▶ [Task description]: Report the count of lines where the string "population" appears, and nothing else.
[start of Records]
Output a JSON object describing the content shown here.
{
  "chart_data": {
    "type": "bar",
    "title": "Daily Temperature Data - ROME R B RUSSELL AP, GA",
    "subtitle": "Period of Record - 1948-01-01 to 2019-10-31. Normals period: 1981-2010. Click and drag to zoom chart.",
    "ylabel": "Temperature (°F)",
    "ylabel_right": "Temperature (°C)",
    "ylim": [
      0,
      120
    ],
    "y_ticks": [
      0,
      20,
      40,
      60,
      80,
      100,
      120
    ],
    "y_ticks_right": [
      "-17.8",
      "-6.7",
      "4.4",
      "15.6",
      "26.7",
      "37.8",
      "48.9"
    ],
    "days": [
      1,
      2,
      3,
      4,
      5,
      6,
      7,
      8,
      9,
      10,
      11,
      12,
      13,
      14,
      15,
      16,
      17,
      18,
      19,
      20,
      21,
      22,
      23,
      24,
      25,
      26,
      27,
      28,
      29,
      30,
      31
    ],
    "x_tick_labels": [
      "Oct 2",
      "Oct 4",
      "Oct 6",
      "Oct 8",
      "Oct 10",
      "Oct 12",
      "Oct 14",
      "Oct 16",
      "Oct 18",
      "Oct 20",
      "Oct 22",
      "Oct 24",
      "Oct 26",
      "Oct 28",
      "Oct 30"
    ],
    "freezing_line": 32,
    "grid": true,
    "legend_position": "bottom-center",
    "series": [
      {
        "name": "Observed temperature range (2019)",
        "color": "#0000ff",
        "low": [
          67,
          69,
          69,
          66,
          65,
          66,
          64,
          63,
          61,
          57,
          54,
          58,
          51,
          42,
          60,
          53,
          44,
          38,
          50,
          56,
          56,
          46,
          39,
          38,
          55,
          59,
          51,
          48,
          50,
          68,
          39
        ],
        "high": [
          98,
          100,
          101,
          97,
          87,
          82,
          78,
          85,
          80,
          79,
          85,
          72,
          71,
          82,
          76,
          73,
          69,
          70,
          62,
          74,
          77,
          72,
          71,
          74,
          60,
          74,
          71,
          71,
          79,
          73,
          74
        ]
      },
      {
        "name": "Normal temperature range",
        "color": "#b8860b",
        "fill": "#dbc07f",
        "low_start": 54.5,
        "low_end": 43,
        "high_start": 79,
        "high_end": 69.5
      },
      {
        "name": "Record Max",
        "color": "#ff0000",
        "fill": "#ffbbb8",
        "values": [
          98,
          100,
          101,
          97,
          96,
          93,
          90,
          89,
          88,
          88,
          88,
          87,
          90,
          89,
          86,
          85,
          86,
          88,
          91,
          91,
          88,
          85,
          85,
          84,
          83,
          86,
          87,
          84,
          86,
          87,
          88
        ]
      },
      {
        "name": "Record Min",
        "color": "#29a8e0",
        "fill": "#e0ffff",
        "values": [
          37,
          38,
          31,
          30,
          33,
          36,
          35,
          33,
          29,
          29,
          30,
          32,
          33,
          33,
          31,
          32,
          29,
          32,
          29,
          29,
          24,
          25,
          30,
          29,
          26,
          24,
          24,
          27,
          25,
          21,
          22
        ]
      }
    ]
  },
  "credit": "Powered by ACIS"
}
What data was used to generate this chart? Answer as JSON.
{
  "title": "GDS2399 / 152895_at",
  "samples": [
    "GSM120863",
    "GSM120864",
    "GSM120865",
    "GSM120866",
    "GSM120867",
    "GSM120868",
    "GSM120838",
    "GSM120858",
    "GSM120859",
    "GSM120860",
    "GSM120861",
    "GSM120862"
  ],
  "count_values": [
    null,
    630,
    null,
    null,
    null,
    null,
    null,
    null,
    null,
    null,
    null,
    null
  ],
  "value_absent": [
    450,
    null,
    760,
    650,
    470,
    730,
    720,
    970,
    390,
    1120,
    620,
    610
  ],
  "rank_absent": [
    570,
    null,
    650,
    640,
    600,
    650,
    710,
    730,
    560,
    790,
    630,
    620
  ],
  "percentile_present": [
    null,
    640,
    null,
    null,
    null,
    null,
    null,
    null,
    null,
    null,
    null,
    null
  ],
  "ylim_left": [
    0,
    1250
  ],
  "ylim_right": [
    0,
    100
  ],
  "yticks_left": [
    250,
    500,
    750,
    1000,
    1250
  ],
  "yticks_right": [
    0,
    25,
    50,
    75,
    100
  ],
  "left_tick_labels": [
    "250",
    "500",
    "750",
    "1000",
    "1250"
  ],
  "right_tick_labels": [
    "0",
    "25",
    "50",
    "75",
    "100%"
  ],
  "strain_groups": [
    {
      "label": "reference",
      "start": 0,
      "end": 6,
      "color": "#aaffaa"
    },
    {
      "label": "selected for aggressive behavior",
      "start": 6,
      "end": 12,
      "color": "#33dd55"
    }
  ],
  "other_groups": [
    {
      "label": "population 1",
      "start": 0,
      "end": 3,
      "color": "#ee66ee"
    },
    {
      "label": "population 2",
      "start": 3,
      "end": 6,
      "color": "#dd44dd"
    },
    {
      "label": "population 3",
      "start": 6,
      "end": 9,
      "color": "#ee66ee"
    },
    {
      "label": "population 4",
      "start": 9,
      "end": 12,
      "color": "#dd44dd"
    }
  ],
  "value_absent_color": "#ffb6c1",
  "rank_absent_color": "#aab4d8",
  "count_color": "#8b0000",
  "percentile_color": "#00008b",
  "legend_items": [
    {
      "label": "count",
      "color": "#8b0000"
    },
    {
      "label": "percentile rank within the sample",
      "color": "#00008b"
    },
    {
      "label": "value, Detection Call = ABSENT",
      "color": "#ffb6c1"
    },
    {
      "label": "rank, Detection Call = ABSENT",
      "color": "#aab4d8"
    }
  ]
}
[end of Records]
▶ [Written response]: 4